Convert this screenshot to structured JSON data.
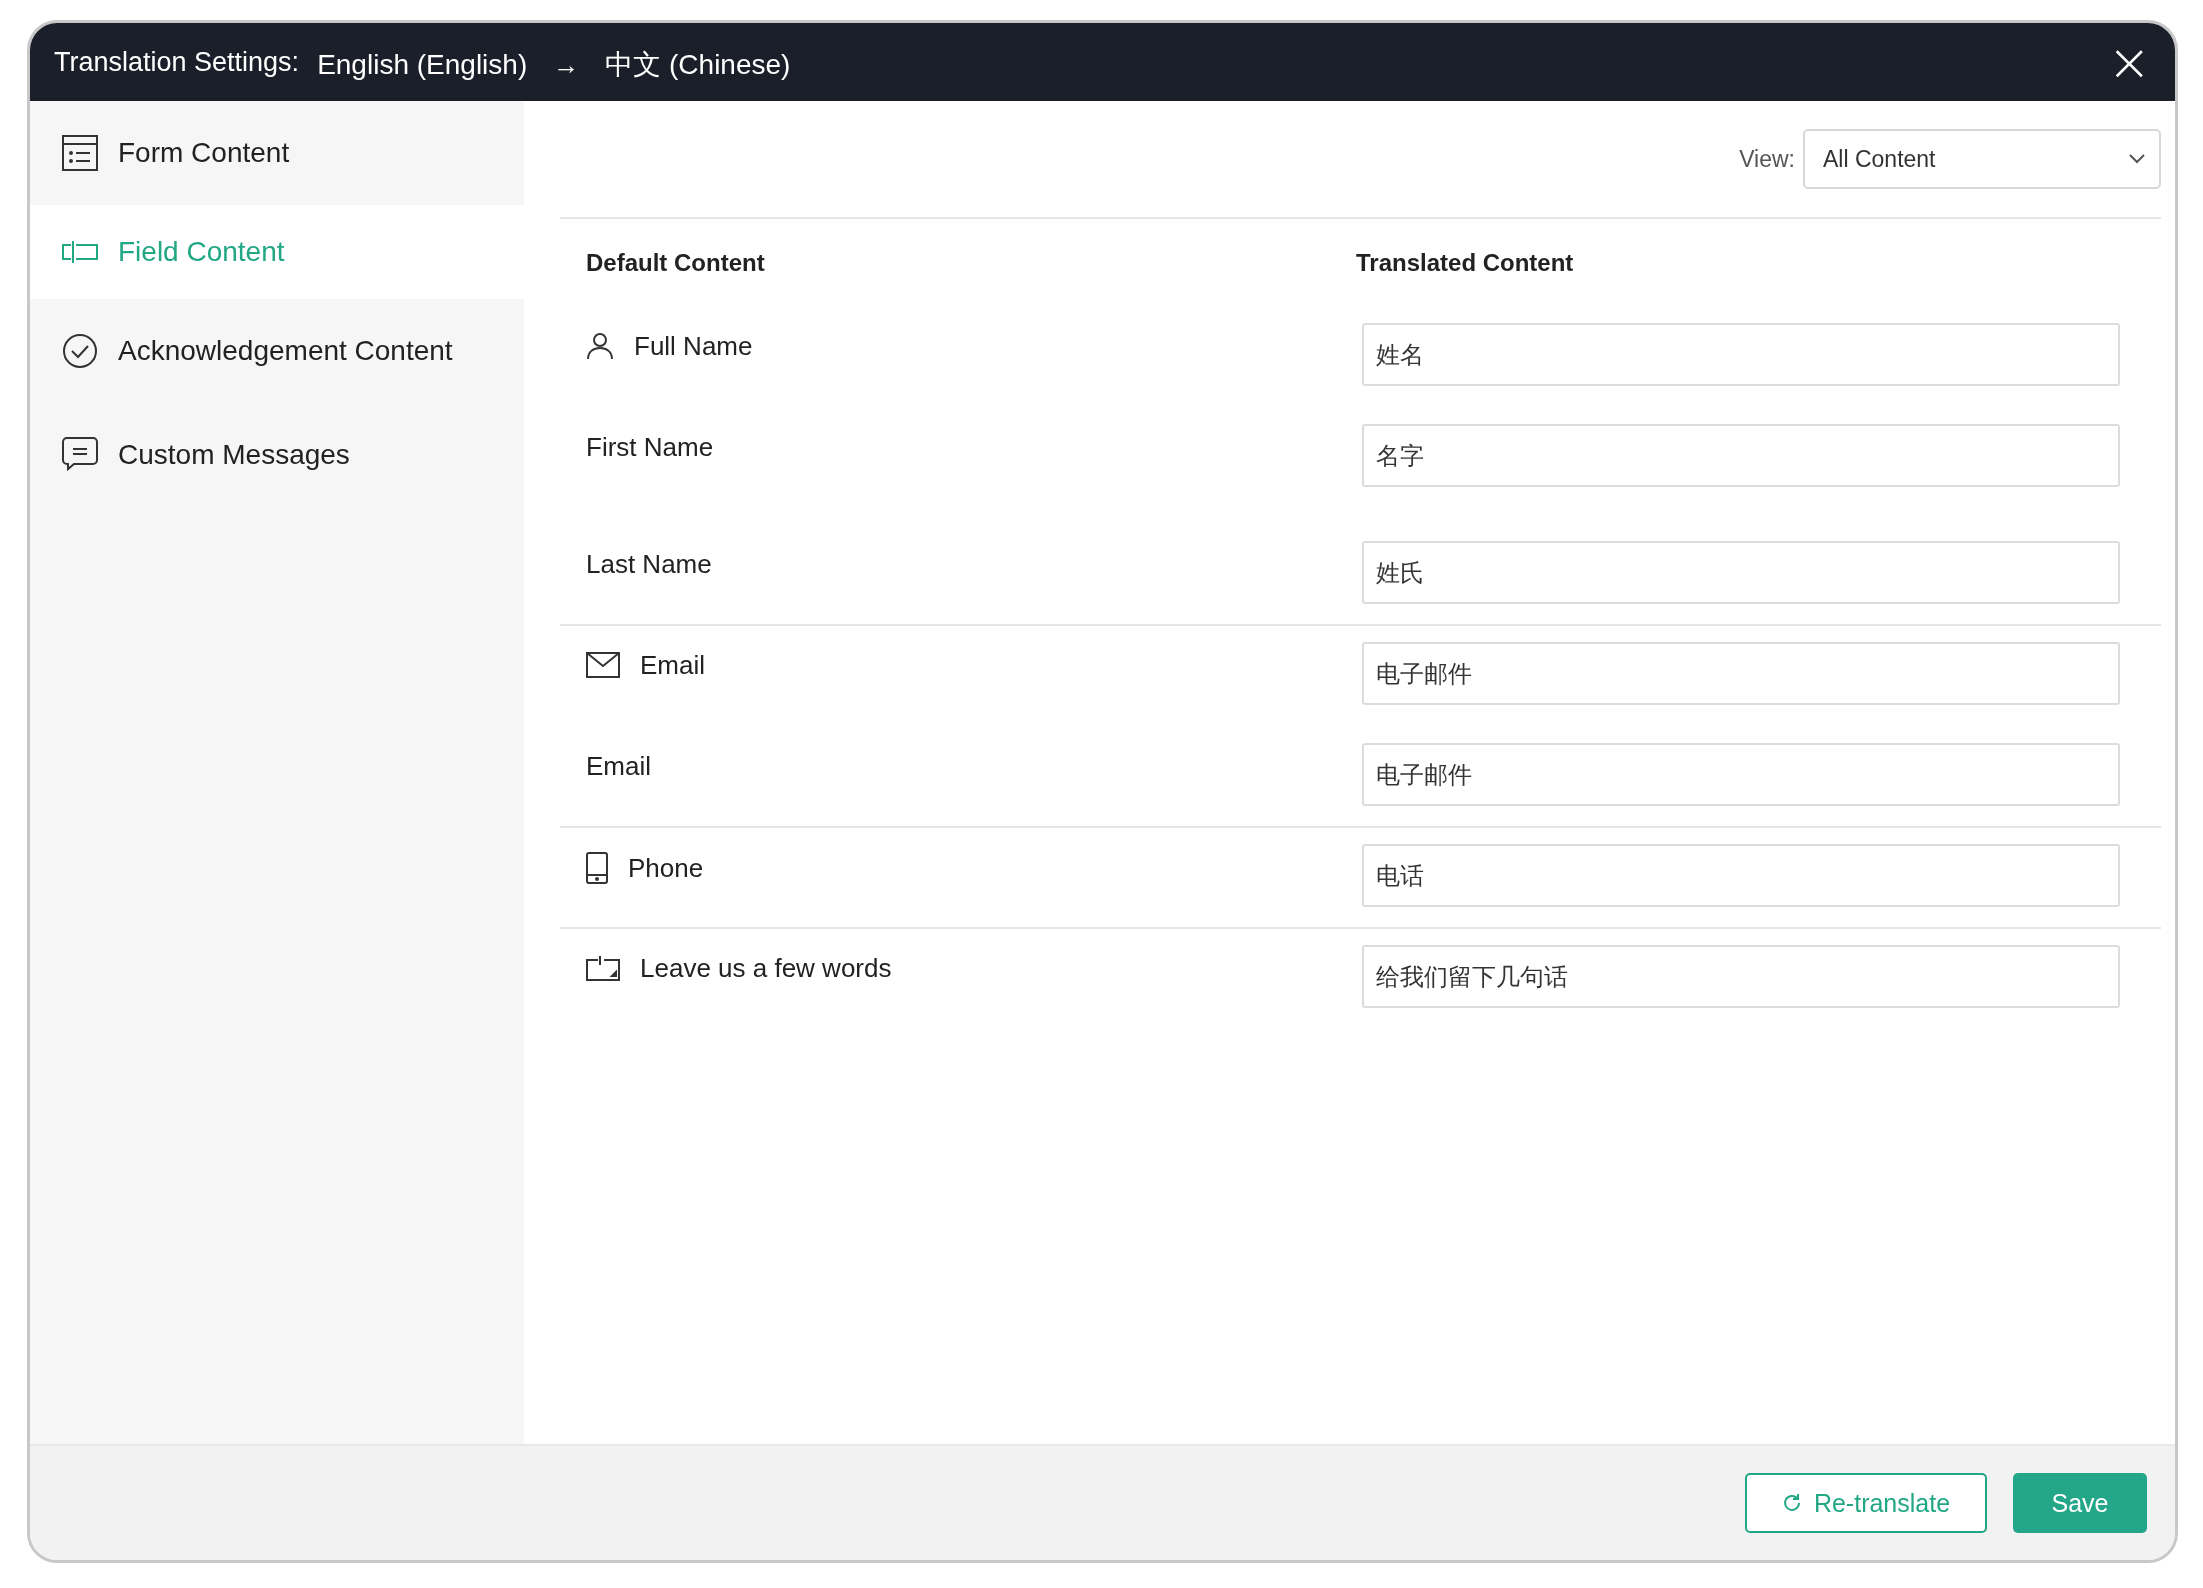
{
  "window": {
    "title": "Translation Settings:",
    "source_language": "English (English)",
    "arrow": "→",
    "target_language": "中文 (Chinese)",
    "close": "×"
  },
  "sidebar": {
    "items": [
      {
        "kind": "form",
        "label": "Form Content",
        "selected": false
      },
      {
        "kind": "field",
        "label": "Field Content",
        "selected": true
      },
      {
        "kind": "acknowledgement",
        "label": "Acknowledgement Content",
        "selected": false
      },
      {
        "kind": "messages",
        "label": "Custom Messages",
        "selected": false
      }
    ]
  },
  "view": {
    "label": "View:",
    "value": "All Content"
  },
  "table": {
    "columns": [
      "Default Content",
      "Translated Content"
    ],
    "groups": [
      {
        "kind": "name",
        "fields": [
          {
            "label": "Full Name",
            "value": "姓名"
          },
          {
            "label": "First Name",
            "value": "名字"
          },
          {
            "label": "Last Name",
            "value": "姓氏"
          }
        ]
      },
      {
        "kind": "email",
        "fields": [
          {
            "label": "Email",
            "value": "电子邮件"
          },
          {
            "label": "Email",
            "value": "电子邮件"
          }
        ]
      },
      {
        "kind": "phone",
        "fields": [
          {
            "label": "Phone",
            "value": "电话"
          }
        ]
      },
      {
        "kind": "textarea",
        "fields": [
          {
            "label": "Leave us a few words",
            "value": "给我们留下几句话"
          }
        ]
      }
    ]
  },
  "buttons": {
    "retranslate": "Re-translate",
    "save": "Save"
  }
}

══════════════════════════════

## Given instruction
Transcribe the whole listing exactly. Pictures stay out of your copy.

## Response
Convert this screenshot to structured JSON data.
{
  "window": {
    "title": "Translation Settings:",
    "source_language": "English (English)",
    "arrow": "→",
    "target_language": "中文 (Chinese)",
    "close": "×"
  },
  "sidebar": {
    "items": [
      {
        "kind": "form",
        "label": "Form Content",
        "selected": false
      },
      {
        "kind": "field",
        "label": "Field Content",
        "selected": true
      },
      {
        "kind": "acknowledgement",
        "label": "Acknowledgement Content",
        "selected": false
      },
      {
        "kind": "messages",
        "label": "Custom Messages",
        "selected": false
      }
    ]
  },
  "view": {
    "label": "View:",
    "value": "All Content"
  },
  "table": {
    "columns": [
      "Default Content",
      "Translated Content"
    ],
    "groups": [
      {
        "kind": "name",
        "fields": [
          {
            "label": "Full Name",
            "value": "姓名"
          },
          {
            "label": "First Name",
            "value": "名字"
          },
          {
            "label": "Last Name",
            "value": "姓氏"
          }
        ]
      },
      {
        "kind": "email",
        "fields": [
          {
            "label": "Email",
            "value": "电子邮件"
          },
          {
            "label": "Email",
            "value": "电子邮件"
          }
        ]
      },
      {
        "kind": "phone",
        "fields": [
          {
            "label": "Phone",
            "value": "电话"
          }
        ]
      },
      {
        "kind": "textarea",
        "fields": [
          {
            "label": "Leave us a few words",
            "value": "给我们留下几句话"
          }
        ]
      }
    ]
  },
  "buttons": {
    "retranslate": "Re-translate",
    "save": "Save"
  }
}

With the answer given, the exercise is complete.